Data extract
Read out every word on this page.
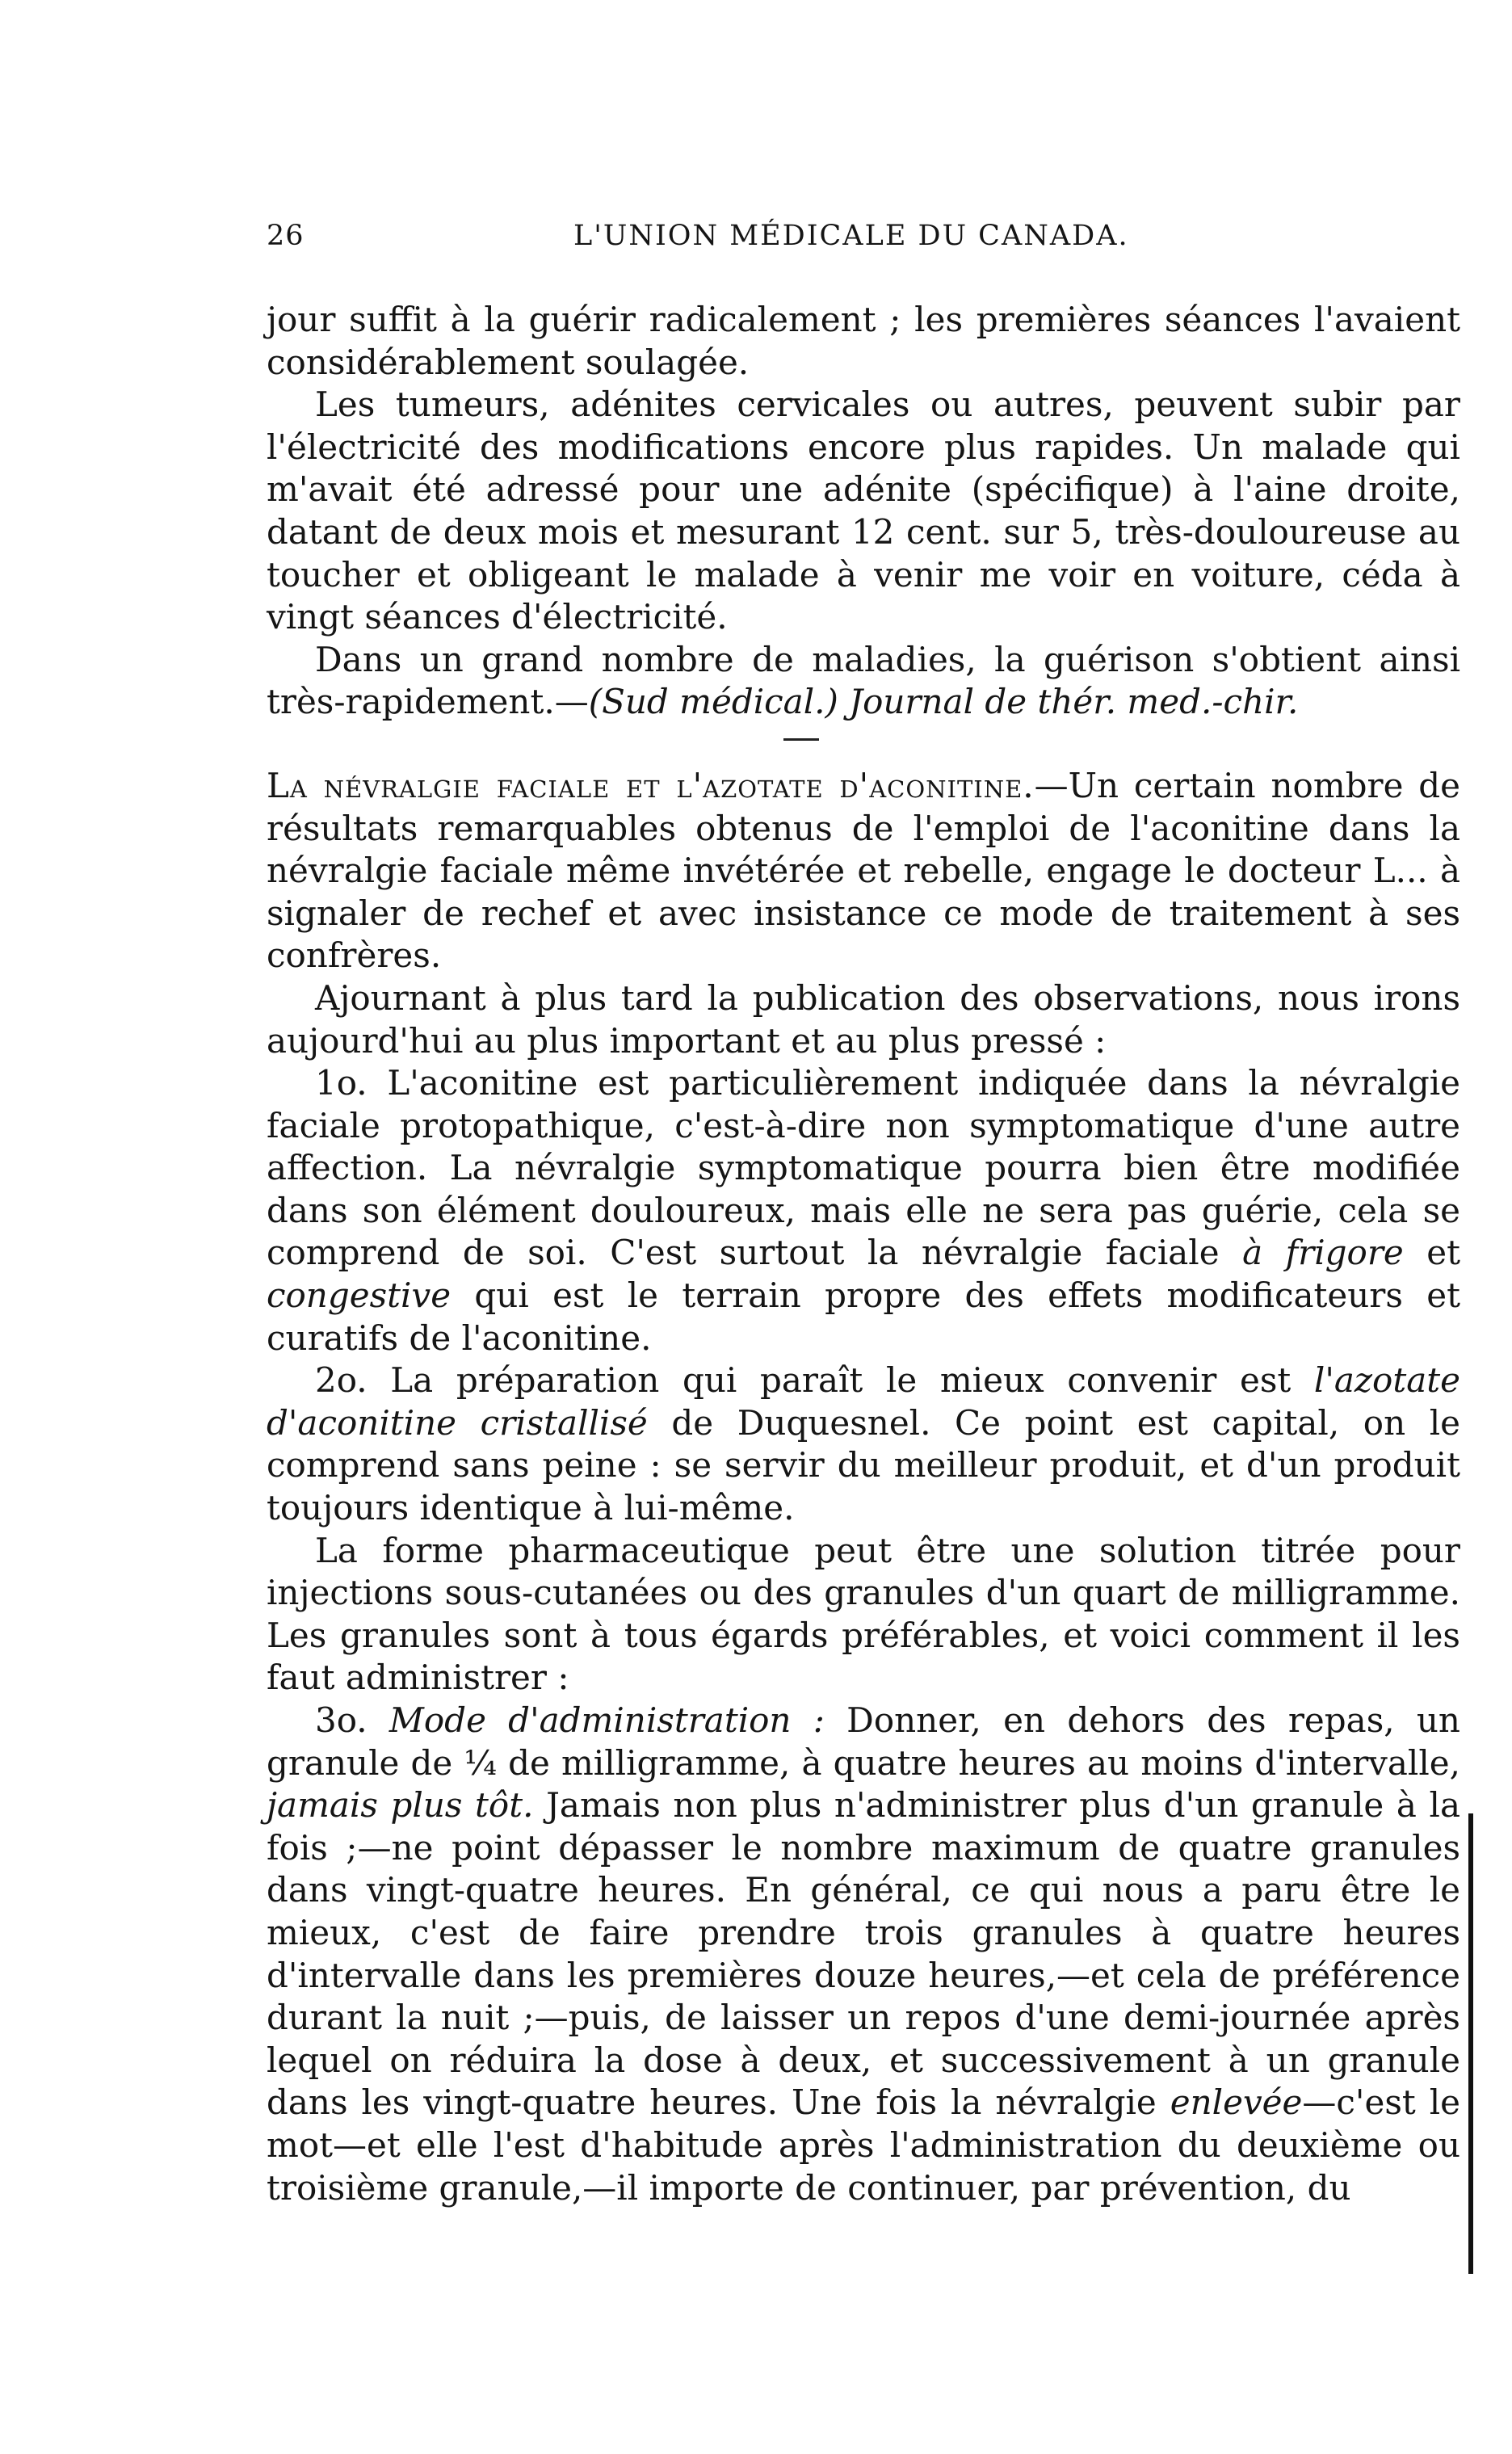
26	L'UNION MÉDICALE DU CANADA.

jour suffit à la guérir radicalement ; les premières séances l'avaient considérablement soulagée.

Les tumeurs, adénites cervicales ou autres, peuvent subir par l'électricité des modifications encore plus rapides. Un malade qui m'avait été adressé pour une adénite (spécifique) à l'aine droite, datant de deux mois et mesurant 12 cent. sur 5, très-douloureuse au toucher et obligeant le malade à venir me voir en voiture, céda à vingt séances d'électricité.

Dans un grand nombre de maladies, la guérison s'obtient ainsi très-rapidement.—(Sud médical.) Journal de thér. med.-chir.

La névralgie faciale et l'azotate d'aconitine.—Un certain nombre de résultats remarquables obtenus de l'emploi de l'aconitine dans la névralgie faciale même invétérée et rebelle, engage le docteur L... à signaler de rechef et avec insistance ce mode de traitement à ses confrères.

Ajournant à plus tard la publication des observations, nous irons aujourd'hui au plus important et au plus pressé :

1o. L'aconitine est particulièrement indiquée dans la névralgie faciale protopathique, c'est-à-dire non symptomatique d'une autre affection. La névralgie symptomatique pourra bien être modifiée dans son élément douloureux, mais elle ne sera pas guérie, cela se comprend de soi. C'est surtout la névralgie faciale à frigore et congestive qui est le terrain propre des effets modificateurs et curatifs de l'aconitine.

2o. La préparation qui paraît le mieux convenir est l'azotate d'aconitine cristallisé de Duquesnel. Ce point est capital, on le comprend sans peine : se servir du meilleur produit, et d'un produit toujours identique à lui-même.

La forme pharmaceutique peut être une solution titrée pour injections sous-cutanées ou des granules d'un quart de milligramme. Les granules sont à tous égards préférables, et voici comment il les faut administrer :

3o. Mode d'administration : Donner, en dehors des repas, un granule de ¼ de milligramme, à quatre heures au moins d'intervalle, jamais plus tôt. Jamais non plus n'administrer plus d'un granule à la fois ;—ne point dépasser le nombre maximum de quatre granules dans vingt-quatre heures. En général, ce qui nous a paru être le mieux, c'est de faire prendre trois granules à quatre heures d'intervalle dans les premières douze heures,—et cela de préférence durant la nuit ;—puis, de laisser un repos d'une demi-journée après lequel on réduira la dose à deux, et successivement à un granule dans les vingt-quatre heures. Une fois la névralgie enlevée—c'est le mot—et elle l'est d'habitude après l'administration du deuxième ou troisième granule,—il importe de continuer, par prévention, du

Job
Return all the lines that contain the string "administrer".

Expected answer
La forme pharmaceutique peut être une solution titrée pour injections sous-cutanées ou des granules d'un quart de milligramme. Les granules sont à tous égards préférables, et voici comment il les faut administrer :
3o. Mode d'administration : Donner, en dehors des repas, un granule de ¼ de milligramme, à quatre heures au moins d'intervalle, jamais plus tôt. Jamais non plus n'administrer plus d'un granule à la fois ;—ne point dépasser le nombre maximum de quatre granules dans vingt-quatre heures. En général, ce qui nous a paru être le mieux, c'est de faire prendre trois granules à quatre heures d'intervalle dans les premières douze heures,—et cela de préférence durant la nuit ;—puis, de laisser un repos d'une demi-journée après lequel on réduira la dose à deux, et successivement à un granule dans les vingt-quatre heures. Une fois la névralgie enlevée—c'est le mot—et elle l'est d'habitude après l'administration du deuxième ou troisième granule,—il importe de continuer, par prévention, du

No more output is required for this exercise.